REQUIREMENT
Restate all of the data exactly.

Chart and figure data
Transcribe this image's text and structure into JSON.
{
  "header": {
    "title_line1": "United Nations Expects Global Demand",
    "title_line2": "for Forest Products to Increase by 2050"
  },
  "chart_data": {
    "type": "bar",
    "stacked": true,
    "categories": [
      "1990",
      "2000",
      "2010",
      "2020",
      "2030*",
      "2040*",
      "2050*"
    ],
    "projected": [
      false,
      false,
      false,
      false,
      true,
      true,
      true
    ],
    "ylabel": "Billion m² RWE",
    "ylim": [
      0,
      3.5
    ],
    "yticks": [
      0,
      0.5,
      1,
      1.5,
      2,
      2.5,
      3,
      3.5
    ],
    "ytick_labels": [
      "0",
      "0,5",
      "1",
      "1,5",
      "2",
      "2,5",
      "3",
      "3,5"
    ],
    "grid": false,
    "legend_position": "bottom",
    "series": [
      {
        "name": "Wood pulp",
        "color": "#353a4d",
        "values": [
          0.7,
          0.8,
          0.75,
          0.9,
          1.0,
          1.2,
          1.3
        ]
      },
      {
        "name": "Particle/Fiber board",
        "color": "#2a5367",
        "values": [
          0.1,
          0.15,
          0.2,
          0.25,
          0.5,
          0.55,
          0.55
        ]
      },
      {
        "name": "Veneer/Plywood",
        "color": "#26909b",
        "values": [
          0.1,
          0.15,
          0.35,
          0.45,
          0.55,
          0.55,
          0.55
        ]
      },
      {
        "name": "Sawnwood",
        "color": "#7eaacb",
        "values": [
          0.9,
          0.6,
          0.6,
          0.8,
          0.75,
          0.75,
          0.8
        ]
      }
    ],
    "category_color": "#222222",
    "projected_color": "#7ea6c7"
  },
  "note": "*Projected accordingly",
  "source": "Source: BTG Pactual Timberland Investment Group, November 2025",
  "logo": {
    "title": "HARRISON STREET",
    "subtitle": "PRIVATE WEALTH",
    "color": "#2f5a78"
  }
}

RESULT BELOW
Transcribe this image's text and structure into JSON.
{
  "header": {
    "title_line1": "United Nations Expects Global Demand",
    "title_line2": "for Forest Products to Increase by 2050"
  },
  "chart_data": {
    "type": "bar",
    "stacked": true,
    "categories": [
      "1990",
      "2000",
      "2010",
      "2020",
      "2030*",
      "2040*",
      "2050*"
    ],
    "projected": [
      false,
      false,
      false,
      false,
      true,
      true,
      true
    ],
    "ylabel": "Billion m² RWE",
    "ylim": [
      0,
      3.5
    ],
    "yticks": [
      0,
      0.5,
      1,
      1.5,
      2,
      2.5,
      3,
      3.5
    ],
    "ytick_labels": [
      "0",
      "0,5",
      "1",
      "1,5",
      "2",
      "2,5",
      "3",
      "3,5"
    ],
    "grid": false,
    "legend_position": "bottom",
    "series": [
      {
        "name": "Wood pulp",
        "color": "#353a4d",
        "values": [
          0.7,
          0.8,
          0.75,
          0.9,
          1.0,
          1.2,
          1.3
        ]
      },
      {
        "name": "Particle/Fiber board",
        "color": "#2a5367",
        "values": [
          0.1,
          0.15,
          0.2,
          0.25,
          0.5,
          0.55,
          0.55
        ]
      },
      {
        "name": "Veneer/Plywood",
        "color": "#26909b",
        "values": [
          0.1,
          0.15,
          0.35,
          0.45,
          0.55,
          0.55,
          0.55
        ]
      },
      {
        "name": "Sawnwood",
        "color": "#7eaacb",
        "values": [
          0.9,
          0.6,
          0.6,
          0.8,
          0.75,
          0.75,
          0.8
        ]
      }
    ],
    "category_color": "#222222",
    "projected_color": "#7ea6c7"
  },
  "note": "*Projected accordingly",
  "source": "Source: BTG Pactual Timberland Investment Group, November 2025",
  "logo": {
    "title": "HARRISON STREET",
    "subtitle": "PRIVATE WEALTH",
    "color": "#2f5a78"
  }
}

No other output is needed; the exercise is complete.